··· Material to process

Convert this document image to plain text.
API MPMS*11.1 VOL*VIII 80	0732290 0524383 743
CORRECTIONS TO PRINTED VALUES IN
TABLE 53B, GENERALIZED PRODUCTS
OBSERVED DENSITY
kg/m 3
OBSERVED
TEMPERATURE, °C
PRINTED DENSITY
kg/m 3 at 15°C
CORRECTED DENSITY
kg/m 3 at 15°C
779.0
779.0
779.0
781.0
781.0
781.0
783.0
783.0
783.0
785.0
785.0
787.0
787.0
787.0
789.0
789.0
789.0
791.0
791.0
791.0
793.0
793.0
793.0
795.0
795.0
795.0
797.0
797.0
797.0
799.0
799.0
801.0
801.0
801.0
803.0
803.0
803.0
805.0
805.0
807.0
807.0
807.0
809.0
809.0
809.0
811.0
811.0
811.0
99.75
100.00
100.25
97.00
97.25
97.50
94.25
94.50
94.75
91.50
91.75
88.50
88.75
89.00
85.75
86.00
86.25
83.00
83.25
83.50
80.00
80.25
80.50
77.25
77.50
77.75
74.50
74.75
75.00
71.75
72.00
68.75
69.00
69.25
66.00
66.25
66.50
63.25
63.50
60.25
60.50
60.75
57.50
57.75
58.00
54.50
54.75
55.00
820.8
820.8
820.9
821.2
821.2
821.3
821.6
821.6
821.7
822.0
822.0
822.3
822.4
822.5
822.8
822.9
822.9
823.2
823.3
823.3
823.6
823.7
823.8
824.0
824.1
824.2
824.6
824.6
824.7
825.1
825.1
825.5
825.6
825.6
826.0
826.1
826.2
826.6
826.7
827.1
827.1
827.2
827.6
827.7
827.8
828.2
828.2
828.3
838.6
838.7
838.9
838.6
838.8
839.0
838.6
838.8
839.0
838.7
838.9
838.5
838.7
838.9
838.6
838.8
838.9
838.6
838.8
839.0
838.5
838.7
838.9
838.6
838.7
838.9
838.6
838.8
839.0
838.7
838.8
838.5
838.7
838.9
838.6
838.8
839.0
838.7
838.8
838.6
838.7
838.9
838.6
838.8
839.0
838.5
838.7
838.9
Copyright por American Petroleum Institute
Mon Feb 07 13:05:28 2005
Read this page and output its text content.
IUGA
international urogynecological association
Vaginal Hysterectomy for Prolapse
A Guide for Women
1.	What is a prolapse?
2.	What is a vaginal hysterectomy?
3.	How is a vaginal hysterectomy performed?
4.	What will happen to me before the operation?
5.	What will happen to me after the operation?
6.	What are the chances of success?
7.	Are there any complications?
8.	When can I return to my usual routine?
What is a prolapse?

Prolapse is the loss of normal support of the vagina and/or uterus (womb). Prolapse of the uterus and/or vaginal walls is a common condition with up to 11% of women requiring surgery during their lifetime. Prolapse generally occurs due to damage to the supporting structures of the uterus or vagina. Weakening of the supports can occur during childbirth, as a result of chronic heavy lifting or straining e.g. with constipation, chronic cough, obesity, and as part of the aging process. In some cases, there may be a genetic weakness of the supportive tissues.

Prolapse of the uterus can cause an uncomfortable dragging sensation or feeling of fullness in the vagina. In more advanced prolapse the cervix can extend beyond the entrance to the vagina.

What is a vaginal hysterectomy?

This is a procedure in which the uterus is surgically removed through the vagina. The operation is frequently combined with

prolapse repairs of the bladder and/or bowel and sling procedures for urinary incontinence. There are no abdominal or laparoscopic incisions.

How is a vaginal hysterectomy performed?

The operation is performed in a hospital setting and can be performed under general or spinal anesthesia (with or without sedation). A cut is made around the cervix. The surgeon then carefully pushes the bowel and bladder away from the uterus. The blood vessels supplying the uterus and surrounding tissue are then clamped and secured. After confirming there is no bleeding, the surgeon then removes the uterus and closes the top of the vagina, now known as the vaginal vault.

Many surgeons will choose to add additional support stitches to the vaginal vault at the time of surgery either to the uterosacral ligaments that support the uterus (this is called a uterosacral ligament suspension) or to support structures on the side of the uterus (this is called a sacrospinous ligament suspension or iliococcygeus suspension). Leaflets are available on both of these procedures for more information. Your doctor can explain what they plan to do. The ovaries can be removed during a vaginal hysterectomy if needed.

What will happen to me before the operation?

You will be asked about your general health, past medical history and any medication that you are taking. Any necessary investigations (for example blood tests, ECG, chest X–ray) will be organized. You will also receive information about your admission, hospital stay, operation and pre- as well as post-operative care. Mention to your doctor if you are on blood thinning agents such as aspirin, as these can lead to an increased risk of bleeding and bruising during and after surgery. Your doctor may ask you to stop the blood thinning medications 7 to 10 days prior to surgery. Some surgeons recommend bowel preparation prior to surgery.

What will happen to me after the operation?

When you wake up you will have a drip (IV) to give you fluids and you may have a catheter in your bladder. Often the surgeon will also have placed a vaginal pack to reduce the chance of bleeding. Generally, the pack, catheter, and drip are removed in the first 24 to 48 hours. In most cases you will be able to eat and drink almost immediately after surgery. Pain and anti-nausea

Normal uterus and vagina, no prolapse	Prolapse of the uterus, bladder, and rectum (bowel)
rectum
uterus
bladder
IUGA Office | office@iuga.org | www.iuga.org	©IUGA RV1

······

§ **Work required**
From the records above, report the count of lines containing "before" and nothing more.

§ **Exercise output**
2